▶ [PAGE]
I will leave Dave to decide where he wants to place me in 'the social pecking order of capitalist society'.
Devrim
even what is a struggle
not that this is important but i could have wordered that better/clearer/etc..
lem, if you're not going to say anything that makes sense please don't say anything at all.
Interesting to read dave's post about cajo
Devrim - All Power to the imagination is essential reading for this debate.
Dave said this "Life isnt black and white, the 'union' isnt a monolith, class war takes
place through it, and within it. I repeat that if you dont understand the significance of the class struggle within
unions, you do not understand the struggle of the working class". For me -this is the essential point, virtually all the theory about unions looks like it is esoteric, that it takes place outside on engagement in the here and now, the reality of struggle today in the workplace. Rather than explore possibilities and engage in wider class struggle, all there is is regurgitation of positions, which helps no-one.
An example of this is Dispatch issue 1, awfully well meaning, but it is 'struggle lite' with an absence or 'real people' in it. What is it trying to achieve? If it is trying to achieve nothing it will achieve nothing, and because it isn't clear that is exactly what it looks like it is doing. It talks about things in the ultra left way - a description of events with no people - you need a participants perspective for that. I will not hand this to posties I know, and I know I am not alone in that, cos it is poor.
For me -this is the essential point, virtually all the theory about unions looks like it is esoteric, that it takes place outside on engagement in the here and now, the reality of struggle today in the workplace.
Actually "lucy" I thought that you didn't have much experience of this, looking at things from your academic ivory tower.
An example of this is Dispatch issue 1, awfully well meaning, but it is 'struggle lite' with an absence or 'real people' in it. What is it trying to achieve? If it is trying to achieve nothing it will achieve nothing, and because it isn't clear that is exactly what it looks like it is doing. It talks about things in the ultra left way - a description of events with no people - you need a participants perspective for that. I will not hand this to posties I know, and I know I am not alone in that, cos it is poor.
Actually it was written entirely by participants in the public sector dispute in education, local govt and royal mail. Are you a participant as well? I doubt it, and I think you're trying to get a cheap shot in here because you are gangster/attica/the black hand/Dave D who was banned from here and don't like us. Or am I wrong?
An example of this is Dispatch issue 1, awfully well meaning, but it is 'struggle lite' with an absence or 'real people' in it. What is it trying to achieve?
well it's mostly written by a postie with other public sector workers doing the rest. the back is written largely in first-person from the pov of said postie, on strike. so it is written by participants, which would be obvious to anyone who'd actually read it.

▶ [RECORD EXCERPTS]

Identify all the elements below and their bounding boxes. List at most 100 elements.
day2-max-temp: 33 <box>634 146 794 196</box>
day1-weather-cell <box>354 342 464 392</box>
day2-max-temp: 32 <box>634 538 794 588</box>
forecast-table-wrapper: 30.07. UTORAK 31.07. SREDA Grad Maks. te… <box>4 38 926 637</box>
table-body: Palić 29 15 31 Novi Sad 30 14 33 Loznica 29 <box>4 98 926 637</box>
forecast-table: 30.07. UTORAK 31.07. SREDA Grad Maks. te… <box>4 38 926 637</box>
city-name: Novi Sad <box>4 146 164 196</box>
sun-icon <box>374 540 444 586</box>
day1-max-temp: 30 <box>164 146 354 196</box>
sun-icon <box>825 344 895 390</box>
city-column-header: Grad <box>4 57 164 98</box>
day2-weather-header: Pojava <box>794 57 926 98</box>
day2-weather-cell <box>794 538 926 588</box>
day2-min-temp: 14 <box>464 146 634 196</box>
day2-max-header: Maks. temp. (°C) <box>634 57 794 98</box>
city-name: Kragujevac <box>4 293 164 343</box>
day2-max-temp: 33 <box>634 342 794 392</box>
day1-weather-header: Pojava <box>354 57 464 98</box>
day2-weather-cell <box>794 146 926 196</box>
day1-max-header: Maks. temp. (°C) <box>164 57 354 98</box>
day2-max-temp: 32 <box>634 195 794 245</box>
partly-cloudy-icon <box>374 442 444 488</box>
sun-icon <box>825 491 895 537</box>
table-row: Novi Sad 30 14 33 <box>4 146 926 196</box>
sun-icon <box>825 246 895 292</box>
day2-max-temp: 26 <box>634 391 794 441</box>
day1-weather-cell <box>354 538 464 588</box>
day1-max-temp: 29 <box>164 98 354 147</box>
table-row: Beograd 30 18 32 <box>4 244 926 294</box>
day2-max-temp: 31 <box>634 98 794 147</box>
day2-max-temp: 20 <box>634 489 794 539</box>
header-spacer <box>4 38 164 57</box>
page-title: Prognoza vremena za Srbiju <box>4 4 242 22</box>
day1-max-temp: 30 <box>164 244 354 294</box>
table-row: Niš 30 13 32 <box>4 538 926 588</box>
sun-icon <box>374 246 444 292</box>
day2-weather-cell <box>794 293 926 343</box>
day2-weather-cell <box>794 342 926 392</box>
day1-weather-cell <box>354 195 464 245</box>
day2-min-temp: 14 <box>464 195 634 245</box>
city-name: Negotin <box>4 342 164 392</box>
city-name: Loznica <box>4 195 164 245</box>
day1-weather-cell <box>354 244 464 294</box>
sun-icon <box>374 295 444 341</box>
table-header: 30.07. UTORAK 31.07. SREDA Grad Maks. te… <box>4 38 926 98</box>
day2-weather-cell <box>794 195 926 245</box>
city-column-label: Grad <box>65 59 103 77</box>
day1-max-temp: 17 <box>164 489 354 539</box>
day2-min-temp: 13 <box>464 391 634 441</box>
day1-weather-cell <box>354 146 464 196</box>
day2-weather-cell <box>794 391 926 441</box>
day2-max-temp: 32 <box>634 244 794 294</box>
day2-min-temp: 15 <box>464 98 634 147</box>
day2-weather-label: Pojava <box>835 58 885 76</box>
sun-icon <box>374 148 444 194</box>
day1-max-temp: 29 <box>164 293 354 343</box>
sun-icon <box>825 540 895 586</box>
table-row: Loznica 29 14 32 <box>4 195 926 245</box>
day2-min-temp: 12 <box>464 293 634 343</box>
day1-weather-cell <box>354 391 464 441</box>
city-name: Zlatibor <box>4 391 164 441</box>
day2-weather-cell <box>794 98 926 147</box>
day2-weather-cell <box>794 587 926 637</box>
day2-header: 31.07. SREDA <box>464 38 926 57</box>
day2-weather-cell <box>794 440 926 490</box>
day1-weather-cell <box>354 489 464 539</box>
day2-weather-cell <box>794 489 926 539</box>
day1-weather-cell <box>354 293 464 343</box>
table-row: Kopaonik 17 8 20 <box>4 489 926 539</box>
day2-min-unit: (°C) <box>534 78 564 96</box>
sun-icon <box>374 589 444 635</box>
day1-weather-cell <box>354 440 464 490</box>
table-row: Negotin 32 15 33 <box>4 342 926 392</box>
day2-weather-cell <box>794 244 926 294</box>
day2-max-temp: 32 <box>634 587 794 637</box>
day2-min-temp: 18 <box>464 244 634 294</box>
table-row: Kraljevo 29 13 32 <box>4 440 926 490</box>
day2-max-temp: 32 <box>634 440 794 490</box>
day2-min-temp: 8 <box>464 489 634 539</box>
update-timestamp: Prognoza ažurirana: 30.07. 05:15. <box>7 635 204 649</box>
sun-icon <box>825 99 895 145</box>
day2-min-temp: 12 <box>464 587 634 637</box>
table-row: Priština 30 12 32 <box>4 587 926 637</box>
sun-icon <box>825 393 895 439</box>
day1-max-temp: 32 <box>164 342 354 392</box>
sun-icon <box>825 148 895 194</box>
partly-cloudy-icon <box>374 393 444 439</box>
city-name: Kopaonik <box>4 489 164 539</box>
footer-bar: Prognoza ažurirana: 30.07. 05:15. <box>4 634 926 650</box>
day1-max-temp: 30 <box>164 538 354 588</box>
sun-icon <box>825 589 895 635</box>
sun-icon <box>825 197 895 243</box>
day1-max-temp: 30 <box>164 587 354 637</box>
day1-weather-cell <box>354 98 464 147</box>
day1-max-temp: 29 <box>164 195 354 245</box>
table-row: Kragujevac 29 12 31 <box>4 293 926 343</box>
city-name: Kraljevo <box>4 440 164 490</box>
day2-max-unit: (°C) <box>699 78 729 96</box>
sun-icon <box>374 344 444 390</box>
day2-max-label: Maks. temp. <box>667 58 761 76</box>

▶ [REQUEST]
Can you write out, word for word, the part of the union thread from "Actually it was" to "actually read it."? The rows aren't needed here.

▶ [REPLY]
Actually it was written entirely by participants in the public sector dispute in education, local govt and royal mail. Are you a participant as well? I doubt it, and I think you're trying to get a cheap shot in here because you are gangster/attica/the black hand/Dave D who was banned from here and don't like us. Or am I wrong?
An example of this is Dispatch issue 1, awfully well meaning, but it is 'struggle lite' with an absence or 'real people' in it. What is it trying to achieve?
well it's mostly written by a postie with other public sector workers doing the rest. the back is written largely in first-person from the pov of said postie, on strike. so it is written by participants, which would be obvious to anyone who'd actually read it.